* [INFORMATION SUPPLIED]
:::::

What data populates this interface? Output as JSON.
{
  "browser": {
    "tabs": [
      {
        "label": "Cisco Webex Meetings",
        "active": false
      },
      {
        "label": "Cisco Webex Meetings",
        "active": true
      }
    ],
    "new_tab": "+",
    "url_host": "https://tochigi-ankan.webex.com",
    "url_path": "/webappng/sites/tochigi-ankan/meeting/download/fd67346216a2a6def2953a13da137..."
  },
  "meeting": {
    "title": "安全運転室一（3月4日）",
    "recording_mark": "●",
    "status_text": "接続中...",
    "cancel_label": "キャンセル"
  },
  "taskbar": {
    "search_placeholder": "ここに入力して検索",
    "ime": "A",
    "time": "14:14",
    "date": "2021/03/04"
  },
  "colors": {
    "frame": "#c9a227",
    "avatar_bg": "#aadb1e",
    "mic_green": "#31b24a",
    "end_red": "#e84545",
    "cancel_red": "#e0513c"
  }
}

:::::

* [EXERCISE] Write out every line of the material again, exactly as it reads.

* [RESPONSE TO THIS TASK]
What data populates this interface? Output as JSON.
{
  "browser": {
    "tabs": [
      {
        "label": "Cisco Webex Meetings",
        "active": false
      },
      {
        "label": "Cisco Webex Meetings",
        "active": true
      }
    ],
    "new_tab": "+",
    "url_host": "https://tochigi-ankan.webex.com",
    "url_path": "/webappng/sites/tochigi-ankan/meeting/download/fd67346216a2a6def2953a13da137..."
  },
  "meeting": {
    "title": "安全運転室一（3月4日）",
    "recording_mark": "●",
    "status_text": "接続中...",
    "cancel_label": "キャンセル"
  },
  "taskbar": {
    "search_placeholder": "ここに入力して検索",
    "ime": "A",
    "time": "14:14",
    "date": "2021/03/04"
  },
  "colors": {
    "frame": "#c9a227",
    "avatar_bg": "#aadb1e",
    "mic_green": "#31b24a",
    "end_red": "#e84545",
    "cancel_red": "#e0513c"
  }
}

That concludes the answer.